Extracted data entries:
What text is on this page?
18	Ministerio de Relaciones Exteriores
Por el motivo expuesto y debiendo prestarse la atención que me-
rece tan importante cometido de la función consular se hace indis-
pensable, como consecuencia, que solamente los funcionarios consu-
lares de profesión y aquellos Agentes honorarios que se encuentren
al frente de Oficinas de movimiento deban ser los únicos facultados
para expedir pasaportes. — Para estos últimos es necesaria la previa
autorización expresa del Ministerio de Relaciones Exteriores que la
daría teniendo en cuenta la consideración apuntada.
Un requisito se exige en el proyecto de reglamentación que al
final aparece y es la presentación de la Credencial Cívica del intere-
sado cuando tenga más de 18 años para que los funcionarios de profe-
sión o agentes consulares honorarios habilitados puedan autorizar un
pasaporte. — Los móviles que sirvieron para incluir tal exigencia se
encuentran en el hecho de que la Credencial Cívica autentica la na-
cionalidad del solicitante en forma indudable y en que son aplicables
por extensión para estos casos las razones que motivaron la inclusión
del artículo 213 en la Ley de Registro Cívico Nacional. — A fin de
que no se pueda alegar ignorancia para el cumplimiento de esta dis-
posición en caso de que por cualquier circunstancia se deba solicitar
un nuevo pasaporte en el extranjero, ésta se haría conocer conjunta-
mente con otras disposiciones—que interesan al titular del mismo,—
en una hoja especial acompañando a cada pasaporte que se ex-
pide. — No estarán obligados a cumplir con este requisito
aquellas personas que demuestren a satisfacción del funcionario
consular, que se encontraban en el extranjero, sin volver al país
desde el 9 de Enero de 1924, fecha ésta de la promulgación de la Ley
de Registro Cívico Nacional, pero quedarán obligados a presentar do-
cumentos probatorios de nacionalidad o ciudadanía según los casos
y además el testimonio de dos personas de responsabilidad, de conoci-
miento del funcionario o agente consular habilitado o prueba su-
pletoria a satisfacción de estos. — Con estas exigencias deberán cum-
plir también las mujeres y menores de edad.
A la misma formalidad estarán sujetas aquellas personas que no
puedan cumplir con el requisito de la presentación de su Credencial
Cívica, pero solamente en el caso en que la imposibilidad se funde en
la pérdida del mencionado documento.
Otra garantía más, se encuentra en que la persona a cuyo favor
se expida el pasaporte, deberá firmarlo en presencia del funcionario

◆ Problem details:
Scan the records for the string "estarán". Copy each line in which it appears.

◆ Final answer:
pide. — No estarán obligados a cumplir con este requisito
A la misma formalidad estarán sujetas aquellas personas que no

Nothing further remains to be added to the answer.